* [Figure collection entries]

= = =

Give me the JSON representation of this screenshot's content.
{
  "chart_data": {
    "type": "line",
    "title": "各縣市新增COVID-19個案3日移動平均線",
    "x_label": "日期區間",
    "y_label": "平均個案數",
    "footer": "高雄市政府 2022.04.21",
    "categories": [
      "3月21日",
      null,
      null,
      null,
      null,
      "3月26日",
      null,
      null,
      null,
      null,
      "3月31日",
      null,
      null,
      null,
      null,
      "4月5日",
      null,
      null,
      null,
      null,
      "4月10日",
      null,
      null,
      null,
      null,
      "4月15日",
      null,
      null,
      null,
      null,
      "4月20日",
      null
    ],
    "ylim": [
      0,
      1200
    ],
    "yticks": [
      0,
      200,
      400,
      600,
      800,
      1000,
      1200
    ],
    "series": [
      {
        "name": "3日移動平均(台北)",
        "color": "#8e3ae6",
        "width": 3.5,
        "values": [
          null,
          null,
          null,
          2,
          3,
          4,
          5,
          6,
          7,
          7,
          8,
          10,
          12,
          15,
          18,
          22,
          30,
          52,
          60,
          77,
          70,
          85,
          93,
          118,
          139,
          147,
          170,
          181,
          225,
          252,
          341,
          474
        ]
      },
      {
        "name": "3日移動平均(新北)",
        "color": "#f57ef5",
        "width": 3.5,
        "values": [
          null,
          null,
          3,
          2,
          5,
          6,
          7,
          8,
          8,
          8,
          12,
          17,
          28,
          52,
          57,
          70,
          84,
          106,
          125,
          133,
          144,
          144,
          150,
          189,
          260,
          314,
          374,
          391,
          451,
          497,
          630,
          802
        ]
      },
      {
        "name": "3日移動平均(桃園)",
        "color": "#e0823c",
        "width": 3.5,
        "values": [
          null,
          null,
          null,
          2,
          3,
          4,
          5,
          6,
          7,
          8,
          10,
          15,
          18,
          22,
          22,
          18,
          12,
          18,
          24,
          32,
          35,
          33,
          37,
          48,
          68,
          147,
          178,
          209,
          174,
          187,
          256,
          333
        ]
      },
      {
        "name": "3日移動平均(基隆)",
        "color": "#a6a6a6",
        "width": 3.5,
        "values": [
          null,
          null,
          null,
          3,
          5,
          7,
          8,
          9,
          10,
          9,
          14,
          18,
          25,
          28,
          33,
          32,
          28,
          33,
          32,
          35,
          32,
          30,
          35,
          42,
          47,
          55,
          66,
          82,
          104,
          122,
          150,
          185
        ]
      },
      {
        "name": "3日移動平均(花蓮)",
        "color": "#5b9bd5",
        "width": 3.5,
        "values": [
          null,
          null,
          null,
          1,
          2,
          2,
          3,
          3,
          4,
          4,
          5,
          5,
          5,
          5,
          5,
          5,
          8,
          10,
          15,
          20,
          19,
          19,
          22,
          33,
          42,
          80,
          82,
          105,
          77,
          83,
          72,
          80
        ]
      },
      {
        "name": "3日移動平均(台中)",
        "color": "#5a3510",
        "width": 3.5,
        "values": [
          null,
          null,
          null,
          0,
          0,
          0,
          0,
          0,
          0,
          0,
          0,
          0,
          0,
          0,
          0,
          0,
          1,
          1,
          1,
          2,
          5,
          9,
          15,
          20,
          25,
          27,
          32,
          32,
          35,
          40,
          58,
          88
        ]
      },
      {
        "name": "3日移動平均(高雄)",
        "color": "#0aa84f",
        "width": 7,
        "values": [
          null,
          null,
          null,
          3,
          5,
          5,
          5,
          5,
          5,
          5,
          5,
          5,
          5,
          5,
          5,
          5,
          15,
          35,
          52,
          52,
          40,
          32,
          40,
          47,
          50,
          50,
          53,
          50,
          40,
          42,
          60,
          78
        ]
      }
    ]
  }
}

= = =

* [EXERCISE] Check every line for "color" and show the ones that have it.

* [TASK SOLUTION]
        "color": "#8e3ae6",
        "color": "#f57ef5",
        "color": "#e0823c",
        "color": "#a6a6a6",
        "color": "#5b9bd5",
        "color": "#5a3510",
        "color": "#0aa84f",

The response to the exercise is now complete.